◆ EXERCISE ◆
Print all of the entries exactly, minus the pictures.

- - -

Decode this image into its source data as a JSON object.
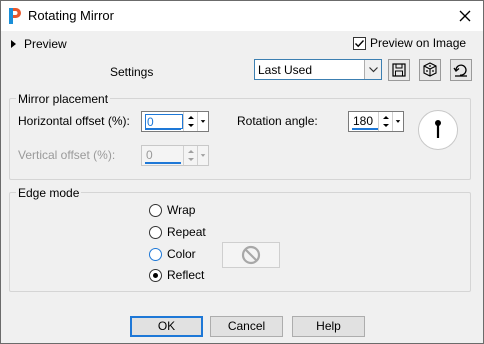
{
  "window": {
    "title": "Rotating Mirror",
    "app_icon": "paintshop-icon",
    "close_icon": "close-icon"
  },
  "preview": {
    "toggle_label": "Preview",
    "preview_on_image_label": "Preview on Image",
    "preview_on_image_checked": true
  },
  "settings": {
    "label": "Settings",
    "preset_value": "Last Used",
    "toolbar_icons": [
      "save-preset-icon",
      "randomize-icon",
      "reset-icon"
    ]
  },
  "mirror_placement": {
    "title": "Mirror placement",
    "horizontal_offset_label": "Horizontal offset (%):",
    "horizontal_offset_value": "0",
    "vertical_offset_label": "Vertical offset (%):",
    "vertical_offset_value": "0",
    "rotation_angle_label": "Rotation angle:",
    "rotation_angle_value": "180",
    "dial_icon": "angle-dial-icon"
  },
  "edge_mode": {
    "title": "Edge mode",
    "options": [
      "Wrap",
      "Repeat",
      "Color",
      "Reflect"
    ],
    "selected": "Reflect",
    "color_icon": "no-color-icon"
  },
  "buttons": {
    "ok": "OK",
    "cancel": "Cancel",
    "help": "Help"
  },
  "colors": {
    "accent": "#1e78d7",
    "dialog_bg": "#f0f0f0"
  }
}
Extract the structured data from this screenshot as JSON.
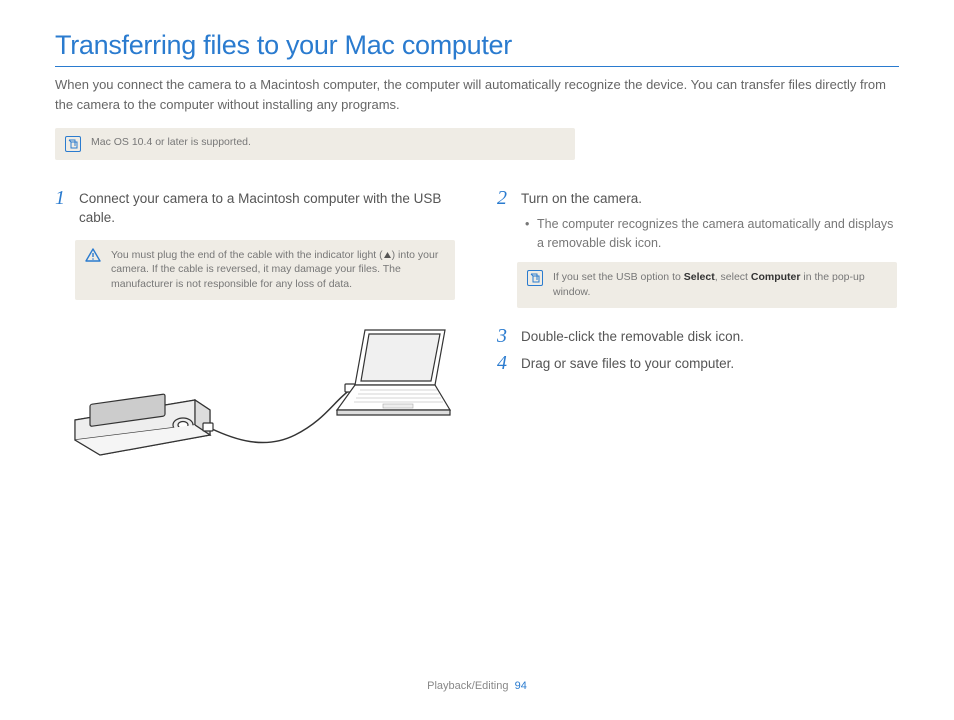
{
  "title": "Transferring files to your Mac computer",
  "intro": "When you connect the camera to a Macintosh computer, the computer will automatically recognize the device. You can transfer files directly from the camera to the computer without installing any programs.",
  "top_note": "Mac OS 10.4 or later is supported.",
  "left": {
    "step1_num": "1",
    "step1_text": "Connect your camera to a Macintosh computer with the USB cable.",
    "warn_pre": "You must plug the end of the cable with the indicator light (",
    "warn_post": ") into your camera. If the cable is reversed, it may damage your files. The manufacturer is not responsible for any loss of data."
  },
  "right": {
    "step2_num": "2",
    "step2_text": "Turn on the camera.",
    "step2_bullet": "The computer recognizes the camera automatically and displays a removable disk icon.",
    "note2_pre": "If you set the USB option to ",
    "note2_b1": "Select",
    "note2_mid": ", select ",
    "note2_b2": "Computer",
    "note2_post": " in the pop-up window.",
    "step3_num": "3",
    "step3_text": "Double-click the removable disk icon.",
    "step4_num": "4",
    "step4_text": "Drag or save files to your computer."
  },
  "footer": {
    "section": "Playback/Editing",
    "page": "94"
  }
}
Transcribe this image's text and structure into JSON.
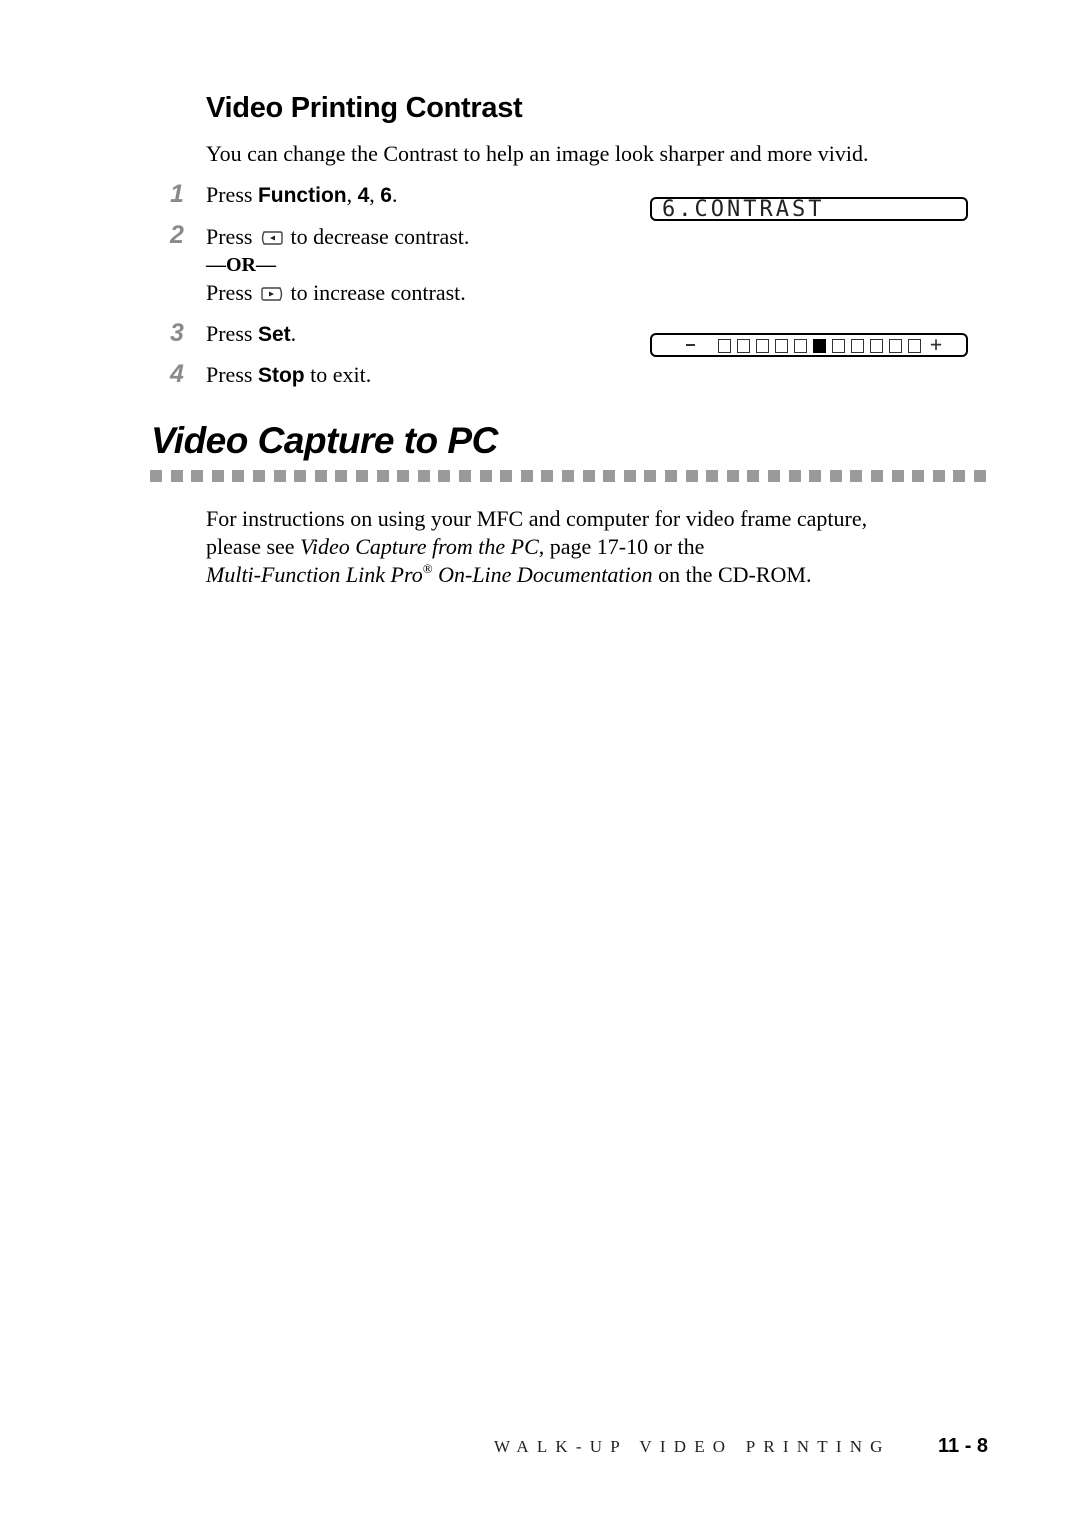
{
  "section": {
    "heading": "Video Printing Contrast",
    "intro": "You can change the Contrast to help an image look sharper and more vivid.",
    "steps": [
      {
        "num": "1",
        "pre": "Press ",
        "bold": "Function",
        "mid": ", ",
        "bold2": "4",
        "mid2": ", ",
        "bold3": "6",
        "post": "."
      },
      {
        "num": "2",
        "pre": "Press",
        "icon": "left-arrow-key-icon",
        "post": "to decrease contrast."
      },
      {
        "or_label": "—OR—"
      },
      {
        "pre": "Press",
        "icon": "right-arrow-key-icon",
        "post": "to increase contrast."
      },
      {
        "num": "3",
        "pre": "Press ",
        "bold": "Set",
        "post": "."
      },
      {
        "num": "4",
        "pre": "Press ",
        "bold": "Stop",
        "post": " to exit."
      }
    ],
    "lcd_menu": "6.CONTRAST",
    "lcd_contrast": {
      "minus_label": "-",
      "plus_label": "+",
      "segments": 11,
      "selected_index": 5
    }
  },
  "chapter_section": {
    "title": "Video Capture to PC",
    "paragraph": {
      "line1": "For instructions on using your MFC and computer for video frame capture,",
      "line2_pre": "please see ",
      "line2_italic": "Video Capture from the PC",
      "line2_post": ", page 17-10 or the",
      "line3_italic_a": "Multi-Function Link Pro",
      "line3_sup": "®",
      "line3_italic_b": " On-Line Documentation",
      "line3_post": " on the CD-ROM."
    }
  },
  "footer": {
    "chapter_label": "WALK-UP VIDEO PRINTING",
    "page_number": "11 - 8"
  },
  "colors": {
    "step_number": "#8a8a8a",
    "divider": "#9a9a9a"
  }
}
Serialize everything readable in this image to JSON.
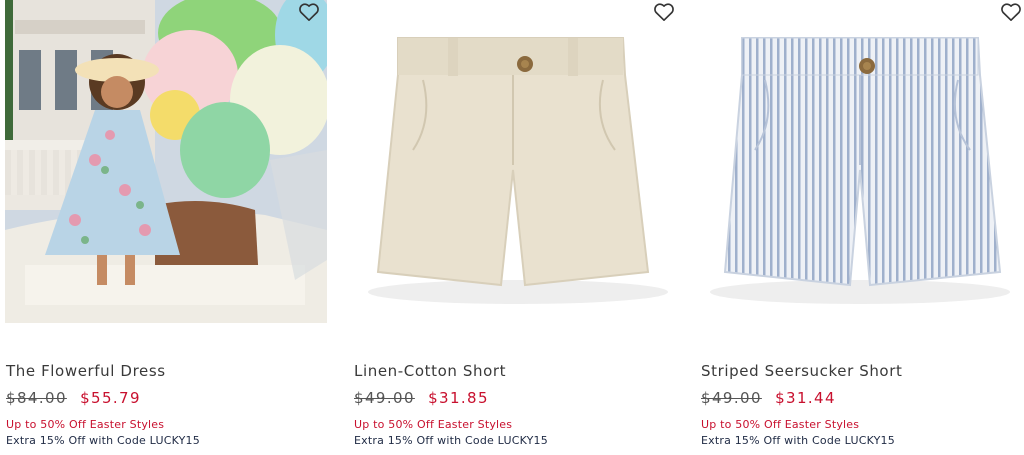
{
  "products": [
    {
      "name": "The Flowerful Dress",
      "original_price": "$84.00",
      "sale_price": "$55.79",
      "promo_line": "Up to 50% Off Easter Styles",
      "code_line": "Extra 15% Off with Code LUCKY15",
      "favorite_icon": "heart-outline-icon"
    },
    {
      "name": "Linen-Cotton Short",
      "original_price": "$49.00",
      "sale_price": "$31.85",
      "promo_line": "Up to 50% Off Easter Styles",
      "code_line": "Extra 15% Off with Code LUCKY15",
      "favorite_icon": "heart-outline-icon"
    },
    {
      "name": "Striped Seersucker Short",
      "original_price": "$49.00",
      "sale_price": "$31.44",
      "promo_line": "Up to 50% Off Easter Styles",
      "code_line": "Extra 15% Off with Code LUCKY15",
      "favorite_icon": "heart-outline-icon"
    }
  ],
  "colors": {
    "sale_price": "#c8102e",
    "promo_text": "#c8102e",
    "code_text": "#1f2a44",
    "name_text": "#3a3a3a"
  }
}
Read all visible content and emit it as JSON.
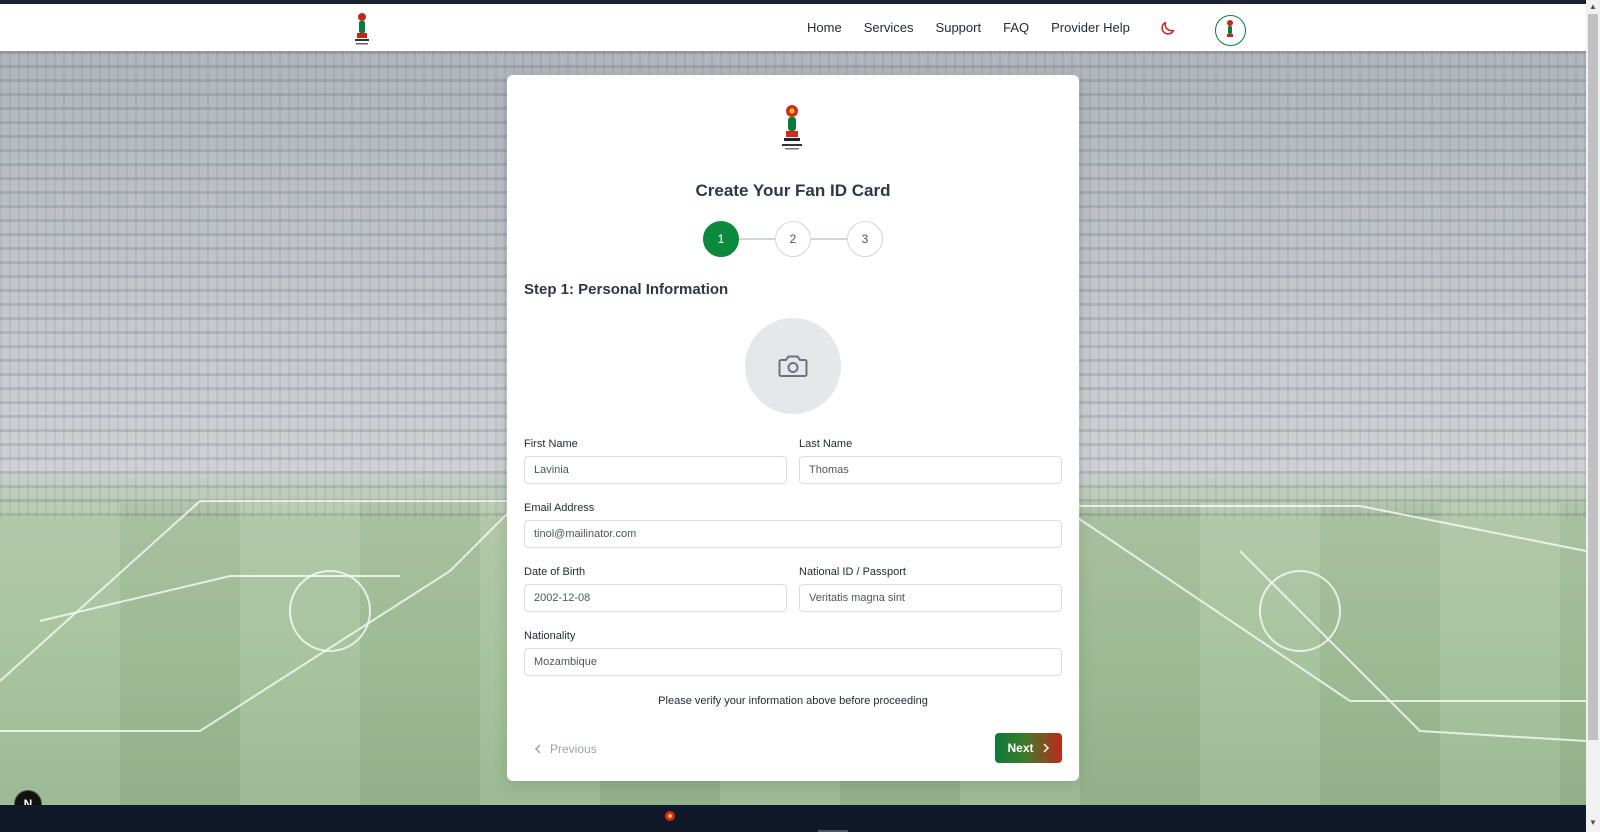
{
  "nav": {
    "links": [
      "Home",
      "Services",
      "Support",
      "FAQ",
      "Provider Help"
    ],
    "theme_toggle_icon": "moon-icon",
    "profile_icon": "trophy-logo-icon"
  },
  "card": {
    "title": "Create Your Fan ID Card",
    "steps": [
      "1",
      "2",
      "3"
    ],
    "active_step": "1",
    "section_title": "Step 1: Personal Information",
    "photo_icon": "camera-icon",
    "fields": {
      "first_name": {
        "label": "First Name",
        "value": "Lavinia"
      },
      "last_name": {
        "label": "Last Name",
        "value": "Thomas"
      },
      "email": {
        "label": "Email Address",
        "value": "tinol@mailinator.com"
      },
      "dob": {
        "label": "Date of Birth",
        "value": "2002-12-08"
      },
      "national_id": {
        "label": "National ID / Passport",
        "value": "Veritatis magna sint"
      },
      "nationality": {
        "label": "Nationality",
        "value": "Mozambique"
      }
    },
    "verify_note": "Please verify your information above before proceeding",
    "previous_label": "Previous",
    "next_label": "Next"
  },
  "dev_badge": "N",
  "colors": {
    "brand_green": "#0b8a3e",
    "brand_red": "#c0281c",
    "footer_bg": "#111827"
  }
}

- - -

◆ WRITTEN SOLUTION ◆
Decode this image into its source data as a JSON object.
{
  "window": {
    "title": "Rotating Mirror",
    "app_icon": "paintshop-icon",
    "close_icon": "close-icon"
  },
  "preview": {
    "toggle_label": "Preview",
    "preview_on_image_label": "Preview on Image",
    "preview_on_image_checked": true
  },
  "settings": {
    "label": "Settings",
    "preset_value": "Last Used",
    "toolbar_icons": [
      "save-preset-icon",
      "randomize-icon",
      "reset-icon"
    ]
  },
  "mirror_placement": {
    "title": "Mirror placement",
    "horizontal_offset_label": "Horizontal offset (%):",
    "horizontal_offset_value": "0",
    "vertical_offset_label": "Vertical offset (%):",
    "vertical_offset_value": "0",
    "rotation_angle_label": "Rotation angle:",
    "rotation_angle_value": "180",
    "dial_icon": "angle-dial-icon"
  },
  "edge_mode": {
    "title": "Edge mode",
    "options": [
      "Wrap",
      "Repeat",
      "Color",
      "Reflect"
    ],
    "selected": "Reflect",
    "color_icon": "no-color-icon"
  },
  "buttons": {
    "ok": "OK",
    "cancel": "Cancel",
    "help": "Help"
  },
  "colors": {
    "accent": "#1e78d7",
    "dialog_bg": "#f0f0f0"
  }
}
Extract the structured data from this screenshot as JSON.
{
  "title": "Transferring files to your Mac computer",
  "intro": "When you connect the camera to a Macintosh computer, the computer will automatically recognize the device. You can transfer files directly from the camera to the computer without installing any programs.",
  "top_note": "Mac OS 10.4 or later is supported.",
  "left": {
    "step1_num": "1",
    "step1_text": "Connect your camera to a Macintosh computer with the USB cable.",
    "warn_pre": "You must plug the end of the cable with the indicator light (",
    "warn_post": ") into your camera. If the cable is reversed, it may damage your files. The manufacturer is not responsible for any loss of data."
  },
  "right": {
    "step2_num": "2",
    "step2_text": "Turn on the camera.",
    "step2_bullet": "The computer recognizes the camera automatically and displays a removable disk icon.",
    "note2_pre": "If you set the USB option to ",
    "note2_b1": "Select",
    "note2_mid": ", select ",
    "note2_b2": "Computer",
    "note2_post": " in the pop-up window.",
    "step3_num": "3",
    "step3_text": "Double-click the removable disk icon.",
    "step4_num": "4",
    "step4_text": "Drag or save files to your computer."
  },
  "footer": {
    "section": "Playback/Editing",
    "page": "94"
  }
}
Transcribe this image's text and structure into JSON.
{
  "section": {
    "heading": "Video Printing Contrast",
    "intro": "You can change the Contrast to help an image look sharper and more vivid.",
    "steps": [
      {
        "num": "1",
        "pre": "Press ",
        "bold": "Function",
        "mid": ", ",
        "bold2": "4",
        "mid2": ", ",
        "bold3": "6",
        "post": "."
      },
      {
        "num": "2",
        "pre": "Press",
        "icon": "left-arrow-key-icon",
        "post": "to decrease contrast."
      },
      {
        "or_label": "—OR—"
      },
      {
        "pre": "Press",
        "icon": "right-arrow-key-icon",
        "post": "to increase contrast."
      },
      {
        "num": "3",
        "pre": "Press ",
        "bold": "Set",
        "post": "."
      },
      {
        "num": "4",
        "pre": "Press ",
        "bold": "Stop",
        "post": " to exit."
      }
    ],
    "lcd_menu": "6.CONTRAST",
    "lcd_contrast": {
      "minus_label": "-",
      "plus_label": "+",
      "segments": 11,
      "selected_index": 5
    }
  },
  "chapter_section": {
    "title": "Video Capture to PC",
    "paragraph": {
      "line1": "For instructions on using your MFC and computer for video frame capture,",
      "line2_pre": "please see ",
      "line2_italic": "Video Capture from the PC",
      "line2_post": ", page 17-10 or the",
      "line3_italic_a": "Multi-Function Link Pro",
      "line3_sup": "®",
      "line3_italic_b": " On-Line Documentation",
      "line3_post": " on the CD-ROM."
    }
  },
  "footer": {
    "chapter_label": "WALK-UP VIDEO PRINTING",
    "page_number": "11 - 8"
  },
  "colors": {
    "step_number": "#8a8a8a",
    "divider": "#9a9a9a"
  }
}
Serialize everything readable in this image to JSON.
{
  "products": [
    {
      "name": "The Flowerful Dress",
      "original_price": "$84.00",
      "sale_price": "$55.79",
      "promo_line": "Up to 50% Off Easter Styles",
      "code_line": "Extra 15% Off with Code LUCKY15",
      "favorite_icon": "heart-outline-icon"
    },
    {
      "name": "Linen-Cotton Short",
      "original_price": "$49.00",
      "sale_price": "$31.85",
      "promo_line": "Up to 50% Off Easter Styles",
      "code_line": "Extra 15% Off with Code LUCKY15",
      "favorite_icon": "heart-outline-icon"
    },
    {
      "name": "Striped Seersucker Short",
      "original_price": "$49.00",
      "sale_price": "$31.44",
      "promo_line": "Up to 50% Off Easter Styles",
      "code_line": "Extra 15% Off with Code LUCKY15",
      "favorite_icon": "heart-outline-icon"
    }
  ],
  "colors": {
    "sale_price": "#c8102e",
    "promo_text": "#c8102e",
    "code_text": "#1f2a44",
    "name_text": "#3a3a3a"
  }
}
Read all visible content and emit it as JSON.
{
  "nav": {
    "links": [
      "Home",
      "Services",
      "Support",
      "FAQ",
      "Provider Help"
    ],
    "theme_toggle_icon": "moon-icon",
    "profile_icon": "trophy-logo-icon"
  },
  "card": {
    "title": "Create Your Fan ID Card",
    "steps": [
      "1",
      "2",
      "3"
    ],
    "active_step": "1",
    "section_title": "Step 1: Personal Information",
    "photo_icon": "camera-icon",
    "fields": {
      "first_name": {
        "label": "First Name",
        "value": "Lavinia"
      },
      "last_name": {
        "label": "Last Name",
        "value": "Thomas"
      },
      "email": {
        "label": "Email Address",
        "value": "tinol@mailinator.com"
      },
      "dob": {
        "label": "Date of Birth",
        "value": "2002-12-08"
      },
      "national_id": {
        "label": "National ID / Passport",
        "value": "Veritatis magna sint"
      },
      "nationality": {
        "label": "Nationality",
        "value": "Mozambique"
      }
    },
    "verify_note": "Please verify your information above before proceeding",
    "previous_label": "Previous",
    "next_label": "Next"
  },
  "dev_badge": "N",
  "colors": {
    "brand_green": "#0b8a3e",
    "brand_red": "#c0281c",
    "footer_bg": "#111827"
  }
}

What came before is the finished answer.